_TASK_. Go through the data and copy every line exactly, but not the images.

══════

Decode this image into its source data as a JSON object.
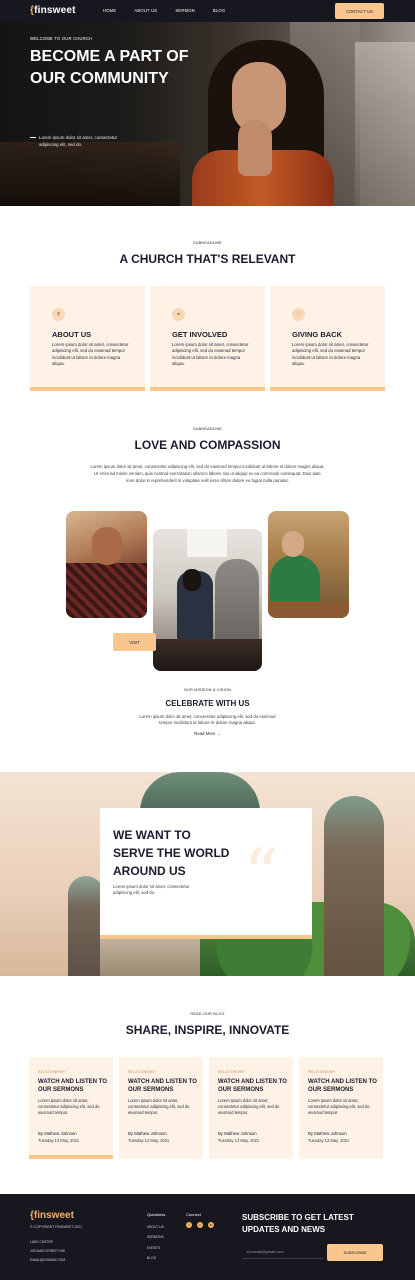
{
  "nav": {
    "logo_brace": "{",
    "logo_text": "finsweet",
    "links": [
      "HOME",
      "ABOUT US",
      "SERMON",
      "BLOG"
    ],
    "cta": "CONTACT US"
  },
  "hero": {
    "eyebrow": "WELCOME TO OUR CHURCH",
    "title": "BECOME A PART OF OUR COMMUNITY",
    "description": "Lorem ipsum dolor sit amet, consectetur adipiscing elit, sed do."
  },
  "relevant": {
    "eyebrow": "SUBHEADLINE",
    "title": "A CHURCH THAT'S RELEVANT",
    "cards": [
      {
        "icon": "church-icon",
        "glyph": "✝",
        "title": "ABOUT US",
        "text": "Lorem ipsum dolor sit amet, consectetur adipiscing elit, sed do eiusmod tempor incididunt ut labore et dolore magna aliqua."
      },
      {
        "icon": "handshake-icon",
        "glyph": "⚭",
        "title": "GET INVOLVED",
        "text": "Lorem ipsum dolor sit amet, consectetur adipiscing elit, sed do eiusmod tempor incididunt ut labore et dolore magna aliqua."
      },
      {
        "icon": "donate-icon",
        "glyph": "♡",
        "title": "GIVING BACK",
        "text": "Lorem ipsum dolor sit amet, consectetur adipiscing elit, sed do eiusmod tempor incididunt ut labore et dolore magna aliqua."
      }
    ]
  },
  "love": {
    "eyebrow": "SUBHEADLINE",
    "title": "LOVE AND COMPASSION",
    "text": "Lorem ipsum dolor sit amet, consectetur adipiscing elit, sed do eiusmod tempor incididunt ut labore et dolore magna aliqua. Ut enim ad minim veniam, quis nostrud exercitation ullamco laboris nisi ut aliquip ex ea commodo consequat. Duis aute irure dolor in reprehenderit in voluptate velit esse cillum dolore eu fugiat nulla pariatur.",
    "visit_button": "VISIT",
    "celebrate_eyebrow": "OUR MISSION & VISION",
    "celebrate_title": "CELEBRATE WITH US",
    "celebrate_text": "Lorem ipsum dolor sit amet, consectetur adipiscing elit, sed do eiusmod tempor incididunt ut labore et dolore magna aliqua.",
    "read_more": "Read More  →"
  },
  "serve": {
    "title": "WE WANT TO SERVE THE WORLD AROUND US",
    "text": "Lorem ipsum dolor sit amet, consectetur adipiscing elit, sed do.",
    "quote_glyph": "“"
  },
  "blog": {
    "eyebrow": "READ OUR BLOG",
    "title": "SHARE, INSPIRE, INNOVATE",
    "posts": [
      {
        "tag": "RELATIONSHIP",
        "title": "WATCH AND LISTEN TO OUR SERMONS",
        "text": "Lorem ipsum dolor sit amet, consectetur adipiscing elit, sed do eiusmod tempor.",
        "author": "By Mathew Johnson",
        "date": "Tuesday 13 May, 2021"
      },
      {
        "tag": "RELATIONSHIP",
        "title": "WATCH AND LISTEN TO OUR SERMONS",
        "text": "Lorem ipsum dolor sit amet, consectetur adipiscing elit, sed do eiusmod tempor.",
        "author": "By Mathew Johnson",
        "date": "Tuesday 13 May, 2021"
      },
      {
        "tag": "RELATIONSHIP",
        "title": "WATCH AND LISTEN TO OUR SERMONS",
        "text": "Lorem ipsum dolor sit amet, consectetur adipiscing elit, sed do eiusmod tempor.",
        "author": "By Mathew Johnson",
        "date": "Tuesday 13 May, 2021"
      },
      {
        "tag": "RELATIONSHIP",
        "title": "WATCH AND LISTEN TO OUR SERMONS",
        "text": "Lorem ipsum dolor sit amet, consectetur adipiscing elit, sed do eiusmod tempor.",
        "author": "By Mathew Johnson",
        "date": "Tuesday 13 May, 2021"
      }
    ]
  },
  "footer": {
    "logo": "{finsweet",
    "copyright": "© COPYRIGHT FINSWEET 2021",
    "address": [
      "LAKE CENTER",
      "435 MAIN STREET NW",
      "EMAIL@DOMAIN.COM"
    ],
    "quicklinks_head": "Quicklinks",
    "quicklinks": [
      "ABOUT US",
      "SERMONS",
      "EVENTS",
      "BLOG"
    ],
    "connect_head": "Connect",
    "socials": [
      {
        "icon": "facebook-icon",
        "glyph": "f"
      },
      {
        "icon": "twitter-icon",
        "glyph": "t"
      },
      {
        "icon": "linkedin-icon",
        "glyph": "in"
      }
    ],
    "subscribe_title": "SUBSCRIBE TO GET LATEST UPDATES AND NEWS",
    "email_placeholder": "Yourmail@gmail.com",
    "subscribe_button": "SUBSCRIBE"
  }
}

══════

_ANSWER TO THIS PROBLEM_.
Decode this image into its source data as a JSON object.
{
  "nav": {
    "logo_brace": "{",
    "logo_text": "finsweet",
    "links": [
      "HOME",
      "ABOUT US",
      "SERMON",
      "BLOG"
    ],
    "cta": "CONTACT US"
  },
  "hero": {
    "eyebrow": "WELCOME TO OUR CHURCH",
    "title": "BECOME A PART OF OUR COMMUNITY",
    "description": "Lorem ipsum dolor sit amet, consectetur adipiscing elit, sed do."
  },
  "relevant": {
    "eyebrow": "SUBHEADLINE",
    "title": "A CHURCH THAT'S RELEVANT",
    "cards": [
      {
        "icon": "church-icon",
        "glyph": "✝",
        "title": "ABOUT US",
        "text": "Lorem ipsum dolor sit amet, consectetur adipiscing elit, sed do eiusmod tempor incididunt ut labore et dolore magna aliqua."
      },
      {
        "icon": "handshake-icon",
        "glyph": "⚭",
        "title": "GET INVOLVED",
        "text": "Lorem ipsum dolor sit amet, consectetur adipiscing elit, sed do eiusmod tempor incididunt ut labore et dolore magna aliqua."
      },
      {
        "icon": "donate-icon",
        "glyph": "♡",
        "title": "GIVING BACK",
        "text": "Lorem ipsum dolor sit amet, consectetur adipiscing elit, sed do eiusmod tempor incididunt ut labore et dolore magna aliqua."
      }
    ]
  },
  "love": {
    "eyebrow": "SUBHEADLINE",
    "title": "LOVE AND COMPASSION",
    "text": "Lorem ipsum dolor sit amet, consectetur adipiscing elit, sed do eiusmod tempor incididunt ut labore et dolore magna aliqua. Ut enim ad minim veniam, quis nostrud exercitation ullamco laboris nisi ut aliquip ex ea commodo consequat. Duis aute irure dolor in reprehenderit in voluptate velit esse cillum dolore eu fugiat nulla pariatur.",
    "visit_button": "VISIT",
    "celebrate_eyebrow": "OUR MISSION & VISION",
    "celebrate_title": "CELEBRATE WITH US",
    "celebrate_text": "Lorem ipsum dolor sit amet, consectetur adipiscing elit, sed do eiusmod tempor incididunt ut labore et dolore magna aliqua.",
    "read_more": "Read More  →"
  },
  "serve": {
    "title": "WE WANT TO SERVE THE WORLD AROUND US",
    "text": "Lorem ipsum dolor sit amet, consectetur adipiscing elit, sed do.",
    "quote_glyph": "“"
  },
  "blog": {
    "eyebrow": "READ OUR BLOG",
    "title": "SHARE, INSPIRE, INNOVATE",
    "posts": [
      {
        "tag": "RELATIONSHIP",
        "title": "WATCH AND LISTEN TO OUR SERMONS",
        "text": "Lorem ipsum dolor sit amet, consectetur adipiscing elit, sed do eiusmod tempor.",
        "author": "By Mathew Johnson",
        "date": "Tuesday 13 May, 2021"
      },
      {
        "tag": "RELATIONSHIP",
        "title": "WATCH AND LISTEN TO OUR SERMONS",
        "text": "Lorem ipsum dolor sit amet, consectetur adipiscing elit, sed do eiusmod tempor.",
        "author": "By Mathew Johnson",
        "date": "Tuesday 13 May, 2021"
      },
      {
        "tag": "RELATIONSHIP",
        "title": "WATCH AND LISTEN TO OUR SERMONS",
        "text": "Lorem ipsum dolor sit amet, consectetur adipiscing elit, sed do eiusmod tempor.",
        "author": "By Mathew Johnson",
        "date": "Tuesday 13 May, 2021"
      },
      {
        "tag": "RELATIONSHIP",
        "title": "WATCH AND LISTEN TO OUR SERMONS",
        "text": "Lorem ipsum dolor sit amet, consectetur adipiscing elit, sed do eiusmod tempor.",
        "author": "By Mathew Johnson",
        "date": "Tuesday 13 May, 2021"
      }
    ]
  },
  "footer": {
    "logo": "{finsweet",
    "copyright": "© COPYRIGHT FINSWEET 2021",
    "address": [
      "LAKE CENTER",
      "435 MAIN STREET NW",
      "EMAIL@DOMAIN.COM"
    ],
    "quicklinks_head": "Quicklinks",
    "quicklinks": [
      "ABOUT US",
      "SERMONS",
      "EVENTS",
      "BLOG"
    ],
    "connect_head": "Connect",
    "socials": [
      {
        "icon": "facebook-icon",
        "glyph": "f"
      },
      {
        "icon": "twitter-icon",
        "glyph": "t"
      },
      {
        "icon": "linkedin-icon",
        "glyph": "in"
      }
    ],
    "subscribe_title": "SUBSCRIBE TO GET LATEST UPDATES AND NEWS",
    "email_placeholder": "Yourmail@gmail.com",
    "subscribe_button": "SUBSCRIBE"
  }
}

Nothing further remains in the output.